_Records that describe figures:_
━━━━━━━━

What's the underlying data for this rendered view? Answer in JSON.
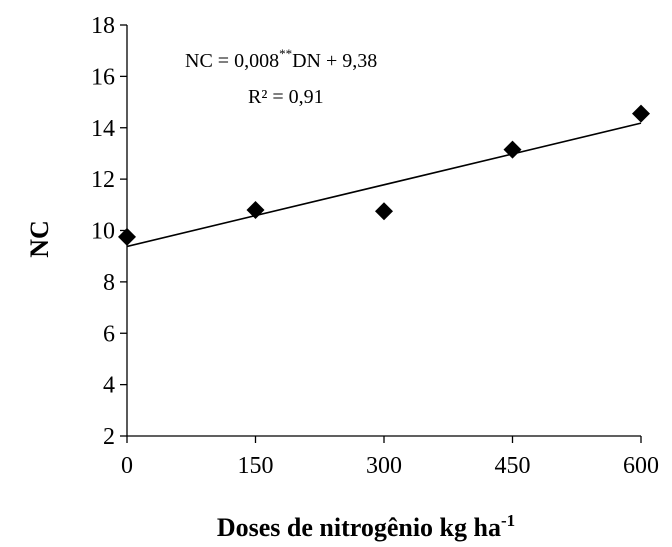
{
  "chart_data": {
    "type": "scatter",
    "x": [
      0,
      150,
      300,
      450,
      600
    ],
    "y": [
      9.75,
      10.8,
      10.75,
      13.15,
      14.55
    ],
    "xticks": [
      "0",
      "150",
      "300",
      "450",
      "600"
    ],
    "yticks": [
      "2",
      "4",
      "6",
      "8",
      "10",
      "12",
      "14",
      "16",
      "18"
    ],
    "xlim": [
      0,
      600
    ],
    "ylim": [
      2,
      18
    ],
    "xlabel": "Doses de nitrogênio kg ha",
    "xlabel_superscript": "-1",
    "ylabel": "NC",
    "trendline": {
      "type": "linear",
      "slope": 0.008,
      "intercept": 9.38
    },
    "equation": {
      "prefix": "NC = 0,008",
      "superscript": "**",
      "suffix": "DN  + 9,38",
      "r2": "R² = 0,91"
    },
    "marker": "diamond",
    "grid": false,
    "colors": {
      "marker": "#000000",
      "line": "#000000",
      "axis": "#000000"
    }
  }
}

━━━━━━━━

_Exercise brief:_ Omit the pictures and restate the rest of the records verbatim.

_Result for this task:_
What's the underlying data for this rendered view? Answer in JSON.
{
  "chart_data": {
    "type": "scatter",
    "x": [
      0,
      150,
      300,
      450,
      600
    ],
    "y": [
      9.75,
      10.8,
      10.75,
      13.15,
      14.55
    ],
    "xticks": [
      "0",
      "150",
      "300",
      "450",
      "600"
    ],
    "yticks": [
      "2",
      "4",
      "6",
      "8",
      "10",
      "12",
      "14",
      "16",
      "18"
    ],
    "xlim": [
      0,
      600
    ],
    "ylim": [
      2,
      18
    ],
    "xlabel": "Doses de nitrogênio kg ha",
    "xlabel_superscript": "-1",
    "ylabel": "NC",
    "trendline": {
      "type": "linear",
      "slope": 0.008,
      "intercept": 9.38
    },
    "equation": {
      "prefix": "NC = 0,008",
      "superscript": "**",
      "suffix": "DN  + 9,38",
      "r2": "R² = 0,91"
    },
    "marker": "diamond",
    "grid": false,
    "colors": {
      "marker": "#000000",
      "line": "#000000",
      "axis": "#000000"
    }
  }
}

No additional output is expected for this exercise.